     I found Aunt Polly.  As far back as I can remember she was always larger than life to me.  And I loved her. Still love her.  A photo of her sits on her dresser and is proof of her youthful beauty.  She embodied beauty in my child's eye. And she still does.
    I'm close in age to her daughter Valerie. During the weeks I spent with her at Aunt Polly's house on summer and other holidays, I absorbed (unconsciously now, I see) how she filled her space, her home, her life with a strong force.  I felt different in her space.  Like I could be something or someone else that my own regular life didn't have the right soil conditions for.  I don't mean a better life - just a different life. A life that was loud and strong. With likes and dislikes clear cut and out in the open.
    She could yell (or at least talk loudly) and swear but I knew she loved me.  "You little shits", she'd say to us. But the way she said it, I felt loved and included.  No sweet terms of endearment from her.  No that's not true. When I arrived and left she'd hold my face in her hands, kiss me and call me "honey"or "dear". That was it. In between it was "you little shits" or "you little buggars".  She wasn't mad - well, not really mad when she called us that.  She was just being Aunty Polly.
   I have so many memories of her. They play in my mind. I recolor them, touch them up just like Hollywood does with old movies.  I've wanted to tell her about those memories.  I might have left it too long. Or maybe not.

- **Information given**:
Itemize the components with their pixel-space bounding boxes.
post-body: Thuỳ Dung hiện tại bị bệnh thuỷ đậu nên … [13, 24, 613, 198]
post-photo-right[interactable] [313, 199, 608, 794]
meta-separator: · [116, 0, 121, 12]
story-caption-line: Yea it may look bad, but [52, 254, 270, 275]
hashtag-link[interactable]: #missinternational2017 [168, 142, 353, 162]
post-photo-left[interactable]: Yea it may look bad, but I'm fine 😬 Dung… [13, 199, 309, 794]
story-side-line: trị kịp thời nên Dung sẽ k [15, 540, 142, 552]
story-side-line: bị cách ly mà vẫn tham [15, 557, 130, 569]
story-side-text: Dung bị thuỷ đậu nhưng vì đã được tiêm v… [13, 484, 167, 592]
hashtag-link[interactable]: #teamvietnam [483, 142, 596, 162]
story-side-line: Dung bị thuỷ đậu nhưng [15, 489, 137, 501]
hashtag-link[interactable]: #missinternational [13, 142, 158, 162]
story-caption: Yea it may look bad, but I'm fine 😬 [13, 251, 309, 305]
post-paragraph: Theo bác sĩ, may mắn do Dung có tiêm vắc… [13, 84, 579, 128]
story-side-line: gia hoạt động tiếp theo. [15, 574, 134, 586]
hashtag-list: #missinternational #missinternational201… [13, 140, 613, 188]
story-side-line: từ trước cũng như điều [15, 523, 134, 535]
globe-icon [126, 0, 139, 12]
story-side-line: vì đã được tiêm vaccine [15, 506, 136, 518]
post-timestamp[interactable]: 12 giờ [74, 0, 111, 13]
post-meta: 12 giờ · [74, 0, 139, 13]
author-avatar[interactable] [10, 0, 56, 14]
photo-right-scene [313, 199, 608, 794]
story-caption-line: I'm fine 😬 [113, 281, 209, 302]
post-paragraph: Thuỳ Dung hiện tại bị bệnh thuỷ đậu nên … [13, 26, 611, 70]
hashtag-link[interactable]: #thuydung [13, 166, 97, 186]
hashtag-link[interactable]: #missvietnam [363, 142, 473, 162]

- **Problem to work on**: Continue the memoir about Aunt Polly from its last sentence. The listing has no connection to the text about Aunt Polly.

- **Answer box**:
    I don't know if she really knew who I was today. On her daughter in law's advice I talked about people and things from a long time ago. Forty five years ago, in fact.  About summer holidays at Christina Lake when our families would meet there. How us kids would mistake her for my mom and vice versa.  It was always a laugh back then.  How Valerie and I would collect bottles every morning and cash them in at the local hotel bar to raise our pinball and ice cream money for the day.  (I don't know if she ever knew that.)  I told her how I loved being at her house during vacation.  That I remembered her getting us up in the morning (too early for my taste back then) to help her play tv bingo.  (She had so many cards we had to put up card tables to hold them all.)  I told her about Valerie and me going to the Calgary Stampede grounds every day during one summer stay, and staying all day. She sort of laughed and raised her eyes as if to say "You little buggars!"  I told her she was beautiful as always, and I love her.  Always loved her. She smiled her big Aunt Polly smile, her eyes shone and she said she loved me too. She rubbed my hand a little.  We kissed each other on the cheek.
    It wasn't too late to tell her how much I loved her. She understood that.  The other stuff may have faded away too far to retrieve now but she remembers love.
   I teared up when I left her room.  I stopped for a minute in a small side hallway to let the tears do their thing.  My chest hurt. I hurt.  Not sure why.  I think the pain is realizing how quickly this beautiful life passes by. How short the trip is.  One day you're larger than life and one day a while later your life can be contained within a hospital bed.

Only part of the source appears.